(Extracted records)
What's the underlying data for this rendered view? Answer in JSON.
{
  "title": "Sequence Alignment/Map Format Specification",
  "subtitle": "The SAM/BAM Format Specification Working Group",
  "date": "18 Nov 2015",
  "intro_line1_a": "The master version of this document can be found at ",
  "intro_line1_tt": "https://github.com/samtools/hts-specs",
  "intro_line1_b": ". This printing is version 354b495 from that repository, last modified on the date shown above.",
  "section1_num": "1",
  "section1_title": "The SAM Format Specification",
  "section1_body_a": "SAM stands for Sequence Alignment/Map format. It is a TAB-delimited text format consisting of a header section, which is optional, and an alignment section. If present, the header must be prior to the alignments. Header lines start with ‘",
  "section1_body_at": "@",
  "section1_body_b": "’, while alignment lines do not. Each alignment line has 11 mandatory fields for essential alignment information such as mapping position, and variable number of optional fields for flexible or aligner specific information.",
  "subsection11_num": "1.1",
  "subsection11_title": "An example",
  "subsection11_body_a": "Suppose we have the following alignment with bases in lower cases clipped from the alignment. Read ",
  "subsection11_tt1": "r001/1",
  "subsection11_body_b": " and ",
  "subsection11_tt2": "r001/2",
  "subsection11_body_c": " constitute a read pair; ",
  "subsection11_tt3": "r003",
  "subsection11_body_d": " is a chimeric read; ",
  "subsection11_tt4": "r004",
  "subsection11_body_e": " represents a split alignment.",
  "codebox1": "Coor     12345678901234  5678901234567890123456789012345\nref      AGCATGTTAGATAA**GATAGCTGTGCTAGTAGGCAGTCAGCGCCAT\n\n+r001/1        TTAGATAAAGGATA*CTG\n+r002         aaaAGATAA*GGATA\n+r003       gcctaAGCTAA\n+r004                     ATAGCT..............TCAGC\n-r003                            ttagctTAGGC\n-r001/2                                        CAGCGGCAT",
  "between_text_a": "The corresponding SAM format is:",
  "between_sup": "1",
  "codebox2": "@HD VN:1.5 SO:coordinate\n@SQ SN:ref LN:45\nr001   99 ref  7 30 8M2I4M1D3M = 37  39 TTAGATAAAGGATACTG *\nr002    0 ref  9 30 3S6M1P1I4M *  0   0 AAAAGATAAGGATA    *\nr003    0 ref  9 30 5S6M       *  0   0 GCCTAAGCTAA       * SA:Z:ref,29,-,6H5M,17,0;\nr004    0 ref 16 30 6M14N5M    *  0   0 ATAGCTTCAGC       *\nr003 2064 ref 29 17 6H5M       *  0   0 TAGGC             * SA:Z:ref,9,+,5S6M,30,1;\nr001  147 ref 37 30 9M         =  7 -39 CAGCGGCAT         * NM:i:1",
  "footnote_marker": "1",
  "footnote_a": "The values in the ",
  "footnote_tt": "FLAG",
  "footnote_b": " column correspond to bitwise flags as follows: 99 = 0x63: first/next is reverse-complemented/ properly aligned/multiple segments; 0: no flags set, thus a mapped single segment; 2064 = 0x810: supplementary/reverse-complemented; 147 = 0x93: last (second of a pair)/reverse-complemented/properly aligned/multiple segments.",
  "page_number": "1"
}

» Set exercise
Report how many lines of the listing hold the string "from", giving only the number.

» Full response
2